Excerto do documento |
┌──

Finalmente, numa outra ordem de razões, concordamos como o tribunal recorrido quando afirma:

“…mal se compreenderia que tivesse o trabalhador/tomador/beneficiário do seguro de lançar mão de duas ações em duas jurisdições distintas para obter o total ressarcimento dos danos que entende ter sofrido. Tal incongruência seria ainda maior quando se verifica que a decisão da ação na qual fosse pedir apenas os danos não patrimoniais estaria totalmente dependente da decisão a proferir na ação de reparação do acidente de trabalho, uma vez que para aferir da existência do dano se teria primeiramente de apurar quando ocorreu a alta, se deve ou não ser o autor sujeito aos tratamentos que reclama e que a ré se terá negado a prestar e qual a incapacidade de que se mostra afetado. “.
Assim, diremos nós, aconselham esta solução também razões de economia processual, de eficiência e eficácia do sistema, bem como de harmonia no julgar.

Ocorrendo uma absorção de competências por parte da jurisdição laboral, conforme acórdão do STJ de 30-04-2019, www.dgsi.pt, onde se refere:

Consagra-se, assim, o princípio da absorção das competências, o que equivale a dizer que tendo os Tribunais de trabalho a competência exclusiva para a apreciação das problemáticas decorrentes dos acidentes de trabalho, a eles competirá, mutatis mutandis, igualmente, o conhecimento de todas as questões cíveis relacionadas com aqueles que prestem apoio ou reparação aos respectivos sinistrados, já que, o cerne da discussão se concentra na ocorrência do sinistro e eventual violação por banda da entidade empregadora das regras de segurança.”

Também o acórdão do STJ de 8-06-2017 (R. Leones Dantas), www.dgsi.pt, assinala:
“1 – Incumbe à Jurisdição do Trabalho, através das Secções Especializadas do Trabalho, conhecer «c) das questões emergentes de acidentes de trabalho e doenças profissionais», nos termos da alínea c) do n.º 1 do artigo 126.º da Lei n.º 62/2013, de 26 de agosto. 2 – Cabe na competência daquelas secções conhecer dos litígios emergentes de acidentes sofridos por trabalhadores por conta própria, no exercício das suas funções, litígios esses que ocorram entre aqueles trabalhadores e as seguradoras para quem tenham transferido a responsabilidade pela reparação das consequências daqueles acidentes, mesmo quando ocorridos antes de 1 de janeiro de 2000.”

└──

Tarefa 1 |
Transcreva do excerto sobre a competência dos tribunais de trabalho o trecho que começa em "Assim, diremos nós, aconselham" e prossegue até "harmonia no julgar.".
Tarefa 2 |
No excerto sobre a competência dos tribunais de trabalho, que princípio se diz consagrado no trecho citado a propósito do acórdão do STJ de 30-04-2019?
Tarefa 3 |
Indique se cada afirmação concorda com o excerto sobre a competência dos tribunais de trabalho, respondendo sim ou não e citando as palavras decisivas do texto.
(a) A alínea c) do n.º 1 do artigo 126.º citada no acórdão de 8-06-2017 pertence à Lei n.º 62/2013, de 26 de agosto.
(b) Segundo o acórdão de 8-06-2017, a competência das secções do trabalho abrange apenas acidentes ocorridos depois de 1 de janeiro de 2000.
(c) O excerto aponta razões de economia processual a favor da solução adotada.

Listagem de dados |

┌──

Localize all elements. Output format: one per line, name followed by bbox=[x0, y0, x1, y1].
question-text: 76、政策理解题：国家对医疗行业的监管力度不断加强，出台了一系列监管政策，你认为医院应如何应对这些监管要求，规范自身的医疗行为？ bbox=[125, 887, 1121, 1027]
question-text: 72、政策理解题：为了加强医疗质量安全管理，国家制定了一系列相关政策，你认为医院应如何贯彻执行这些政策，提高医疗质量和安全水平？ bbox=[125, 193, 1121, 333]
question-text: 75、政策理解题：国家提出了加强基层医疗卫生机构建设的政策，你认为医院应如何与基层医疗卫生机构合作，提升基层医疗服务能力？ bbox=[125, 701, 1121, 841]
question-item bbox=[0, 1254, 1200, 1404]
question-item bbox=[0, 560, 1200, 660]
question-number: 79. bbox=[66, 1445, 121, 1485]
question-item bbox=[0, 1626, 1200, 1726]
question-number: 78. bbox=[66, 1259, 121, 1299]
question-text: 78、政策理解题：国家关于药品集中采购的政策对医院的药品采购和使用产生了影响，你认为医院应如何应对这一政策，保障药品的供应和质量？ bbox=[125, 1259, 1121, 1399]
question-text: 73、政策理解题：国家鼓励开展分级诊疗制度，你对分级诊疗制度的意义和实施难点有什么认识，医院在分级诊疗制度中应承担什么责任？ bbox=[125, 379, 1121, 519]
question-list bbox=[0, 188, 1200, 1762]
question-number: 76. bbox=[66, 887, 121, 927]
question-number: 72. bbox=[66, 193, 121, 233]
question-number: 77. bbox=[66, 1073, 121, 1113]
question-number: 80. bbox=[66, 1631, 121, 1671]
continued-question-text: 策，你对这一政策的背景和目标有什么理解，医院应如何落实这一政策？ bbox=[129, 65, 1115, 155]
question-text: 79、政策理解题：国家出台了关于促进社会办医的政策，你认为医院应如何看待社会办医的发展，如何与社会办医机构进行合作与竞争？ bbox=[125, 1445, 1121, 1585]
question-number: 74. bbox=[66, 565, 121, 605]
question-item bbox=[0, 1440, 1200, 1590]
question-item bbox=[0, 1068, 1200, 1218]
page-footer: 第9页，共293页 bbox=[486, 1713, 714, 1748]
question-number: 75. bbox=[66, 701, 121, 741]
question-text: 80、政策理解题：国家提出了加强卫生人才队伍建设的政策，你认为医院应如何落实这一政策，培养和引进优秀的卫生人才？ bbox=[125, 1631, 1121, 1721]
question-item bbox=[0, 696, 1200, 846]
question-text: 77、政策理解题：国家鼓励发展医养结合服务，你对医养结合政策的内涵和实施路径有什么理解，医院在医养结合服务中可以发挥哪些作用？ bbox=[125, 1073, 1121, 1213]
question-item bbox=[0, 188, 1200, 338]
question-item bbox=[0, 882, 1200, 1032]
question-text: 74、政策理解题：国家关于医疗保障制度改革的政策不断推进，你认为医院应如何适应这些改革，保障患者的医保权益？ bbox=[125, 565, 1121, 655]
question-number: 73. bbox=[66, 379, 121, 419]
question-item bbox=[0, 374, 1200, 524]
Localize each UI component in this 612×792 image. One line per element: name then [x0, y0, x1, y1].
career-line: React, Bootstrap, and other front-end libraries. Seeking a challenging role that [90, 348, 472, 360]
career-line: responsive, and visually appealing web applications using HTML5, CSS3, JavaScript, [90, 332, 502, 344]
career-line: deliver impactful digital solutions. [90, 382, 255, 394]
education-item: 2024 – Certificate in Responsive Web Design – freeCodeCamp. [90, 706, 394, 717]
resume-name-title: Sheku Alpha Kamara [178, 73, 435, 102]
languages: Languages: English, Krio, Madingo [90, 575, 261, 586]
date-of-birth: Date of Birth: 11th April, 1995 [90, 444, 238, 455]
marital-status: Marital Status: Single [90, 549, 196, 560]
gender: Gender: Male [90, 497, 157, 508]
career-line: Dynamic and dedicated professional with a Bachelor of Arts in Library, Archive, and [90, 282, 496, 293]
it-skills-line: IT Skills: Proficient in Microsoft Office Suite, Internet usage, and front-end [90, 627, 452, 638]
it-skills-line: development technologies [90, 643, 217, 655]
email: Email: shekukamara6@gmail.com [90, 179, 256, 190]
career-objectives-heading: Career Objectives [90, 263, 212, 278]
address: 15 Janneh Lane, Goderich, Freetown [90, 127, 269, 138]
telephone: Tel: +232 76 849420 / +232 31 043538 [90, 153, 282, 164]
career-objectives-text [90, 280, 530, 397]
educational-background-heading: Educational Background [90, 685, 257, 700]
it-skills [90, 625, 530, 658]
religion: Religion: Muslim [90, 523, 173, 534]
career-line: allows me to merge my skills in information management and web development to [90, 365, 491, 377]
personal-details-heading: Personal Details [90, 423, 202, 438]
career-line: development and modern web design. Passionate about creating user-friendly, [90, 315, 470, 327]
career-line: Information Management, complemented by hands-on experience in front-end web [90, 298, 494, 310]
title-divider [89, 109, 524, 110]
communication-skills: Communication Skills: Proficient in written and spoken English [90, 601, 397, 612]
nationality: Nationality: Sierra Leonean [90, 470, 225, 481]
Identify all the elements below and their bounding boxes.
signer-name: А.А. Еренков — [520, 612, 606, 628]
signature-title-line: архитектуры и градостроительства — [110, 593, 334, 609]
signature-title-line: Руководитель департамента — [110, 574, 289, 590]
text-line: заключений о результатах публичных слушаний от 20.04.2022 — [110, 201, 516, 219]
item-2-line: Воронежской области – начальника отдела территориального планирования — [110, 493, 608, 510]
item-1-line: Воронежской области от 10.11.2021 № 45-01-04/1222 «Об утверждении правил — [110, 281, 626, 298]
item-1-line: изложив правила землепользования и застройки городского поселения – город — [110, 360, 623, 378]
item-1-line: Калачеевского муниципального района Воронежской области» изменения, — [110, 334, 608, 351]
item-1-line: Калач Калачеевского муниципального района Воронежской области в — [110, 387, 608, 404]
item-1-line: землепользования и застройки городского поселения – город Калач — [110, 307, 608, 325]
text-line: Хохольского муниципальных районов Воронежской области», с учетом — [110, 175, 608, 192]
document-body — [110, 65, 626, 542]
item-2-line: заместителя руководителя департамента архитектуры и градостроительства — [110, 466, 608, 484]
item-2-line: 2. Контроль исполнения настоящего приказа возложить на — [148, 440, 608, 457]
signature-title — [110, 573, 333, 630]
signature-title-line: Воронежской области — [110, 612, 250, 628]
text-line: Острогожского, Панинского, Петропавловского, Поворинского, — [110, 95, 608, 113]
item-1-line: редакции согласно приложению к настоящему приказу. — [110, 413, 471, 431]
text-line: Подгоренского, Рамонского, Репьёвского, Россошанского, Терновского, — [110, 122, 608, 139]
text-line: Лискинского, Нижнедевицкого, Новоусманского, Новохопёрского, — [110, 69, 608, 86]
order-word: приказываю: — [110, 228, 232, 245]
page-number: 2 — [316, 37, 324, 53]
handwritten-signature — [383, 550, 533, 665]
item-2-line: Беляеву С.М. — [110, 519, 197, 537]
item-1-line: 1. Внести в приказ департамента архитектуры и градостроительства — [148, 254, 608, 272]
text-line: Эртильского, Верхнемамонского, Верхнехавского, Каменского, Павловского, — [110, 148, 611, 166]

└──

Resposta 1 |
Assim, diremos nós, aconselham esta solução também razões de economia processual, de eficiência e eficácia do sistema, bem como de harmonia no julgar.

Resposta 2 |
O princípio da absorção das competências.

Resposta 3 |
(a) Sim: “nos termos da alínea c) do n.º 1 do artigo 126.º da Lei n.º 62/2013, de 26 de agosto”.
(b) Não: “mesmo quando ocorridos antes de 1 de janeiro de 2000”.
(c) Sim: “aconselham esta solução também razões de economia processual”.